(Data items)
**********

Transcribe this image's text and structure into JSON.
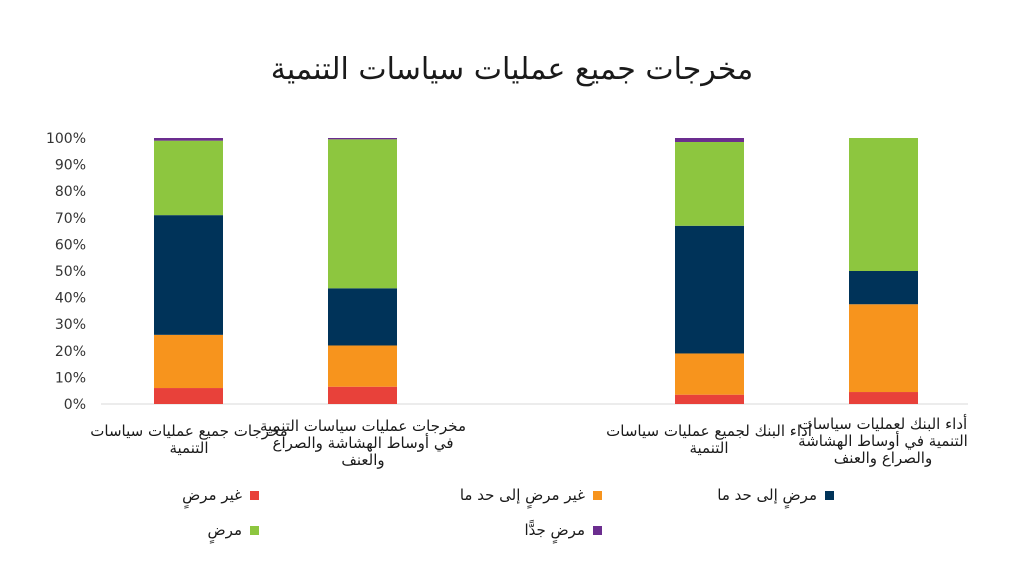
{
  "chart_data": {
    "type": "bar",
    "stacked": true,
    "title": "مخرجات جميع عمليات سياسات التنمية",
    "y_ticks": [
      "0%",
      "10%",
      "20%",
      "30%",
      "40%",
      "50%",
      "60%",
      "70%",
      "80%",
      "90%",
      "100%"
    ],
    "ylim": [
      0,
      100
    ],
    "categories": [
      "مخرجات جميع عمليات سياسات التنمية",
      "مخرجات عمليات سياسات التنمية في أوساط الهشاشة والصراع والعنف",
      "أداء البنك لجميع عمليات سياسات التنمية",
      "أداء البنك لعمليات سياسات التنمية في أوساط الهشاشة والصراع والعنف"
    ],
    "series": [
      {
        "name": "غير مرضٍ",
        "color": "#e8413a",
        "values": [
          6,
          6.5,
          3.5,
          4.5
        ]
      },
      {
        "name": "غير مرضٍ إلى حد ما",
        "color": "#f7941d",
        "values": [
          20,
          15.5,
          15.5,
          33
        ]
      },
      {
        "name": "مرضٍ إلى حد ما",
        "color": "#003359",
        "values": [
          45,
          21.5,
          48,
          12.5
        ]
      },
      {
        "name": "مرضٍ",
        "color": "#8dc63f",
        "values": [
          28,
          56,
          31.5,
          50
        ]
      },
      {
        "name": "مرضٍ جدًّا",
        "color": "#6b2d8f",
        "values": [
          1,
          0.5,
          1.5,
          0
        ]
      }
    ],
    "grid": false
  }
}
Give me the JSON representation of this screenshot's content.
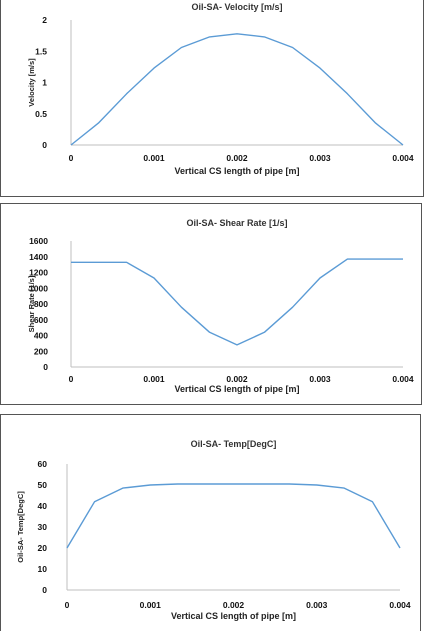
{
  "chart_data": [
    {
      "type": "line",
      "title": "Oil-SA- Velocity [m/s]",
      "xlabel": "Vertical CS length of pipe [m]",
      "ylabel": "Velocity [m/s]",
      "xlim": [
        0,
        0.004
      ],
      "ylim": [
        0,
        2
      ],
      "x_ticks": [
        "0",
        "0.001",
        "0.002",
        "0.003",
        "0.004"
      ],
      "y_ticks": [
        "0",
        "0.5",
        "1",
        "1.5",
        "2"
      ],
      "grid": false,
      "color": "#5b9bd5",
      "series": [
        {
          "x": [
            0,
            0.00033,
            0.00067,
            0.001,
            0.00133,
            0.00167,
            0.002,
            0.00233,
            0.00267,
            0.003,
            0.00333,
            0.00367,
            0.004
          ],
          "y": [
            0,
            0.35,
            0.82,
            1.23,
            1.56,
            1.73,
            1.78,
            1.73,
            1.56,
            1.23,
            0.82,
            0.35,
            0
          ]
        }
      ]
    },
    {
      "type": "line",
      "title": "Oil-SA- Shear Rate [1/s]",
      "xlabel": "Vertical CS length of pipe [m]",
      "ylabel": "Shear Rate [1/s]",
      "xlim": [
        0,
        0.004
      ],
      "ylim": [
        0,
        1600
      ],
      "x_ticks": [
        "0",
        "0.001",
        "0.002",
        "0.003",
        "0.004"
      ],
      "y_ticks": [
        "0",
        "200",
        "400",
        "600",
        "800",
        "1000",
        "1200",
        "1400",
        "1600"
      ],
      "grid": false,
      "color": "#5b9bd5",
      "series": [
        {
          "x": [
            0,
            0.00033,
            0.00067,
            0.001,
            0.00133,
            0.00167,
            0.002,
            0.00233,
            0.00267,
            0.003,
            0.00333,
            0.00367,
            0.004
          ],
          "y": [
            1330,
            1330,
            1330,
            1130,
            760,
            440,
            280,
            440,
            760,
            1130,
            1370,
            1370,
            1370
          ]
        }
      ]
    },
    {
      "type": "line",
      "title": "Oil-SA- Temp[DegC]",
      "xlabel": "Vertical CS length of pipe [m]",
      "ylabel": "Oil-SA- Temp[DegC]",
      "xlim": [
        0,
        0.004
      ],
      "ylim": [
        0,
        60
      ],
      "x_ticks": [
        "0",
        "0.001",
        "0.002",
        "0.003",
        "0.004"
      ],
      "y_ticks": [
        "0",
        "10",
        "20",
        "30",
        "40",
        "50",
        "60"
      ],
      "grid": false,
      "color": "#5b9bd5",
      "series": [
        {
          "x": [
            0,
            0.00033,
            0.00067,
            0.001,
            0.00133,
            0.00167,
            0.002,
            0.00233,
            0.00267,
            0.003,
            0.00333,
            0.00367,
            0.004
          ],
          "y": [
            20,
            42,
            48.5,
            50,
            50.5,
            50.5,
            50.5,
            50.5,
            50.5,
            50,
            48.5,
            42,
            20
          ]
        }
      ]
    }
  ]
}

**********

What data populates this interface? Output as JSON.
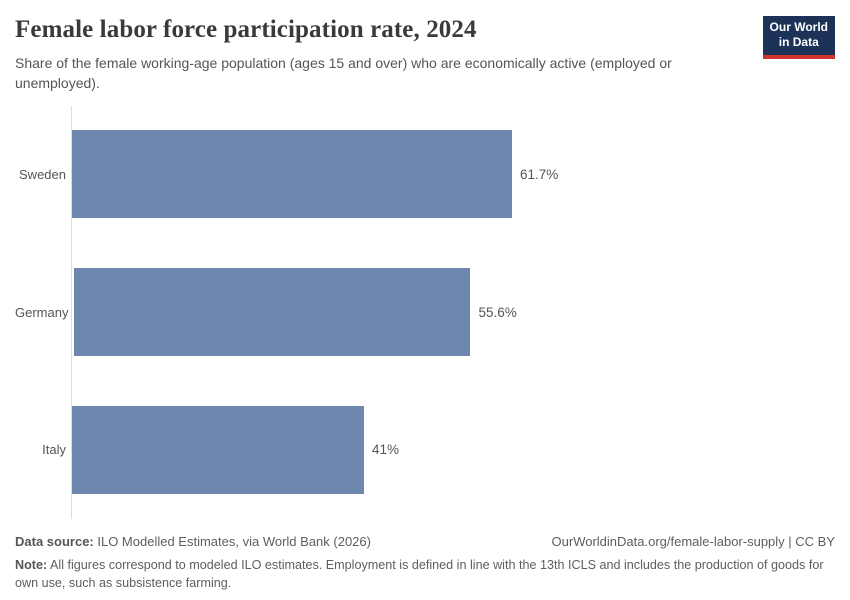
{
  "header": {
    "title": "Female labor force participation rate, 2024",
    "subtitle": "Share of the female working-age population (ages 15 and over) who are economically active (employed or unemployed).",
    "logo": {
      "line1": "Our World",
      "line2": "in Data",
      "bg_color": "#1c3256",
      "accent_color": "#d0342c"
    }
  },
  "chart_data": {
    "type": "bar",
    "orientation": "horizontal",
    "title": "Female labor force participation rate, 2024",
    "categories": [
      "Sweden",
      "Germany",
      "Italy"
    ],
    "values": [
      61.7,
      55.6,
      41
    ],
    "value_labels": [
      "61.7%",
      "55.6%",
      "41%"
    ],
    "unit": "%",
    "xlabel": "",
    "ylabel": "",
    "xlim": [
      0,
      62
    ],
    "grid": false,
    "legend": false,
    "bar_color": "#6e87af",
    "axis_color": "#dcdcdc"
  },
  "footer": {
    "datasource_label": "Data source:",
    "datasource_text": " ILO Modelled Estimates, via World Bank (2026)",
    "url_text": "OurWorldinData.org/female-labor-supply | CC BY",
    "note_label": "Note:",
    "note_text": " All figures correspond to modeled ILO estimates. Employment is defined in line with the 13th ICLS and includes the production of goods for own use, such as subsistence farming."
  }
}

**********

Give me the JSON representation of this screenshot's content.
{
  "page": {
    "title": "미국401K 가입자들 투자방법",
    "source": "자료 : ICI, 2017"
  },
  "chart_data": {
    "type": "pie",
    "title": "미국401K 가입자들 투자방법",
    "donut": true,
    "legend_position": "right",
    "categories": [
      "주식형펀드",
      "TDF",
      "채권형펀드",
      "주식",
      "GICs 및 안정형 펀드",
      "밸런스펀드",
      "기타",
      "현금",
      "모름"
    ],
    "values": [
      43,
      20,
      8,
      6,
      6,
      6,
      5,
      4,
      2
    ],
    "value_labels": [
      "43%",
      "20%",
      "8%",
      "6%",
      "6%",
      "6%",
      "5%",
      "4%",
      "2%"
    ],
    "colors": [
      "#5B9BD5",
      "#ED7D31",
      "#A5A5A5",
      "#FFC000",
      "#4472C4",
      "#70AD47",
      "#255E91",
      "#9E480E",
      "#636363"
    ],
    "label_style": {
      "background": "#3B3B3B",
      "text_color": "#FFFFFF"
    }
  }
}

**********

▶ [Required work] Which lines of the material contain the string "ylabel"? List each of them.

▶ [Result for this task]
      "ylabel": "Velocity [m/s]",
      "ylabel": "Shear Rate [1/s]",
      "ylabel": "Oil-SA- Temp[DegC]",
    "ylabel": "",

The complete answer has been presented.